Direction: Copy all the entries below, replacing each "lifeboat" with "life-raft" and changing nothing else.

Provided data:
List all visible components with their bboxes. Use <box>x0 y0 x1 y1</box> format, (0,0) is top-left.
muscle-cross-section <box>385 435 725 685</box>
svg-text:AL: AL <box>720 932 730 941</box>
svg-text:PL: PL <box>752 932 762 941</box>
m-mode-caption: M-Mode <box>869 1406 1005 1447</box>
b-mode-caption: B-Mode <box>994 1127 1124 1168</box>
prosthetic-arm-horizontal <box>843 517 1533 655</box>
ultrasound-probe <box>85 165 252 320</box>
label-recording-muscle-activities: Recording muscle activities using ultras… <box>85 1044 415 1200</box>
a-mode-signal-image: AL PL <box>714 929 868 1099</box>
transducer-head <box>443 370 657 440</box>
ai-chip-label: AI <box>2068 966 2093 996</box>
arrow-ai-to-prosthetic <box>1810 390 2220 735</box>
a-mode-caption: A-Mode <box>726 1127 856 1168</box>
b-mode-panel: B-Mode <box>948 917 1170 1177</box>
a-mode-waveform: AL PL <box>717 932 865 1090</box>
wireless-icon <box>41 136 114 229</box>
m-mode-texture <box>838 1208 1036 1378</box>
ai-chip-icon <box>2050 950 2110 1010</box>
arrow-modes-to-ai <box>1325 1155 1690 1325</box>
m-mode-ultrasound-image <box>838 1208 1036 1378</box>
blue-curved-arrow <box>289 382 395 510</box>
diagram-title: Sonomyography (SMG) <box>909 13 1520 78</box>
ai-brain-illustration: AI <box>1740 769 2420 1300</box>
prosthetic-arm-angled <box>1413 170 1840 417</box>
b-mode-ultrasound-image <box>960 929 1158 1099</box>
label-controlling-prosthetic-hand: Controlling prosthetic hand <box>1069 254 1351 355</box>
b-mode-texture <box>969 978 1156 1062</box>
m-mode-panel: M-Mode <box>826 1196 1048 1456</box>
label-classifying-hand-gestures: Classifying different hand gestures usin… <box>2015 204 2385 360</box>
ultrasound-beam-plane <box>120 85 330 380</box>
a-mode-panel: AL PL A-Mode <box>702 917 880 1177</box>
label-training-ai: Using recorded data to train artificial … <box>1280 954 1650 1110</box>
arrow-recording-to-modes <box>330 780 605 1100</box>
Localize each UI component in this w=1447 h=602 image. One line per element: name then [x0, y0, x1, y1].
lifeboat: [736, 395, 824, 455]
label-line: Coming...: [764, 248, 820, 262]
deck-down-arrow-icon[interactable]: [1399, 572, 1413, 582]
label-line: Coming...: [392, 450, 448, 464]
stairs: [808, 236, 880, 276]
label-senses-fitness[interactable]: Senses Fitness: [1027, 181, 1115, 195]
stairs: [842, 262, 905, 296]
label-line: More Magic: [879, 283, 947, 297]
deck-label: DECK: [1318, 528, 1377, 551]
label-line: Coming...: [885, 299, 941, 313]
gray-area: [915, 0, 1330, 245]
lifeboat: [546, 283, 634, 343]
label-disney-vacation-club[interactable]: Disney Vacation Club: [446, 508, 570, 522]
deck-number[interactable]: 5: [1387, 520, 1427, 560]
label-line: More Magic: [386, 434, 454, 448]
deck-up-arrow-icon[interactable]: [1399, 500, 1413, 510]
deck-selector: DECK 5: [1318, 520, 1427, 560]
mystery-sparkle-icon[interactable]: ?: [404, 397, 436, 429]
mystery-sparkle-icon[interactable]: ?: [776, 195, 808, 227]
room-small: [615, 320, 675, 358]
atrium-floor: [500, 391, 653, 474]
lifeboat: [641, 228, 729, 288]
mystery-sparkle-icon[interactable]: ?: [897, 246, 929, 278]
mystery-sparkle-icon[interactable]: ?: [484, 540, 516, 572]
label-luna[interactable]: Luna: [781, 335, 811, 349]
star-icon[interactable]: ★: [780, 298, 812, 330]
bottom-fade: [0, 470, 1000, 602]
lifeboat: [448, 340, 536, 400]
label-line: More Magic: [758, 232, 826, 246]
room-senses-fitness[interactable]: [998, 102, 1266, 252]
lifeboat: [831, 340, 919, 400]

Answer below:
List all visible components with their bboxes. Use <box>x0 y0 x1 y1</box> format, (0,0) is top-left.
muscle-cross-section <box>385 435 725 685</box>
svg-text:AL: AL <box>720 932 730 941</box>
svg-text:PL: PL <box>752 932 762 941</box>
m-mode-caption: M-Mode <box>869 1406 1005 1447</box>
b-mode-caption: B-Mode <box>994 1127 1124 1168</box>
prosthetic-arm-horizontal <box>843 517 1533 655</box>
ultrasound-probe <box>85 165 252 320</box>
label-recording-muscle-activities: Recording muscle activities using ultras… <box>85 1044 415 1200</box>
a-mode-signal-image: AL PL <box>714 929 868 1099</box>
transducer-head <box>443 370 657 440</box>
ai-chip-label: AI <box>2068 966 2093 996</box>
arrow-ai-to-prosthetic <box>1810 390 2220 735</box>
a-mode-caption: A-Mode <box>726 1127 856 1168</box>
b-mode-panel: B-Mode <box>948 917 1170 1177</box>
a-mode-waveform: AL PL <box>717 932 865 1090</box>
wireless-icon <box>41 136 114 229</box>
m-mode-texture <box>838 1208 1036 1378</box>
ai-chip-icon <box>2050 950 2110 1010</box>
arrow-modes-to-ai <box>1325 1155 1690 1325</box>
m-mode-ultrasound-image <box>838 1208 1036 1378</box>
blue-curved-arrow <box>289 382 395 510</box>
diagram-title: Sonomyography (SMG) <box>909 13 1520 78</box>
ai-brain-illustration: AI <box>1740 769 2420 1300</box>
prosthetic-arm-angled <box>1413 170 1840 417</box>
b-mode-ultrasound-image <box>960 929 1158 1099</box>
label-controlling-prosthetic-hand: Controlling prosthetic hand <box>1069 254 1351 355</box>
b-mode-texture <box>969 978 1156 1062</box>
m-mode-panel: M-Mode <box>826 1196 1048 1456</box>
label-classifying-hand-gestures: Classifying different hand gestures usin… <box>2015 204 2385 360</box>
ultrasound-beam-plane <box>120 85 330 380</box>
a-mode-panel: AL PL A-Mode <box>702 917 880 1177</box>
label-training-ai: Using recorded data to train artificial … <box>1280 954 1650 1110</box>
arrow-recording-to-modes <box>330 780 605 1100</box>
Localize each UI component in this w=1447 h=602 image. One line per element: name then [x0, y0, x1, y1].
life-raft: [736, 395, 824, 455]
label-line: Coming...: [764, 248, 820, 262]
deck-down-arrow-icon[interactable]: [1399, 572, 1413, 582]
label-line: Coming...: [392, 450, 448, 464]
stairs: [808, 236, 880, 276]
label-senses-fitness[interactable]: Senses Fitness: [1027, 181, 1115, 195]
stairs: [842, 262, 905, 296]
label-line: More Magic: [879, 283, 947, 297]
deck-label: DECK: [1318, 528, 1377, 551]
label-line: Coming...: [885, 299, 941, 313]
gray-area: [915, 0, 1330, 245]
life-raft: [546, 283, 634, 343]
label-disney-vacation-club[interactable]: Disney Vacation Club: [446, 508, 570, 522]
deck-number[interactable]: 5: [1387, 520, 1427, 560]
label-line: More Magic: [386, 434, 454, 448]
deck-up-arrow-icon[interactable]: [1399, 500, 1413, 510]
deck-selector: DECK 5: [1318, 520, 1427, 560]
mystery-sparkle-icon[interactable]: ?: [404, 397, 436, 429]
mystery-sparkle-icon[interactable]: ?: [776, 195, 808, 227]
room-small: [615, 320, 675, 358]
atrium-floor: [500, 391, 653, 474]
life-raft: [641, 228, 729, 288]
mystery-sparkle-icon[interactable]: ?: [897, 246, 929, 278]
mystery-sparkle-icon[interactable]: ?: [484, 540, 516, 572]
label-luna[interactable]: Luna: [781, 335, 811, 349]
star-icon[interactable]: ★: [780, 298, 812, 330]
bottom-fade: [0, 470, 1000, 602]
life-raft: [448, 340, 536, 400]
label-line: More Magic: [758, 232, 826, 246]
room-senses-fitness[interactable]: [998, 102, 1266, 252]
life-raft: [831, 340, 919, 400]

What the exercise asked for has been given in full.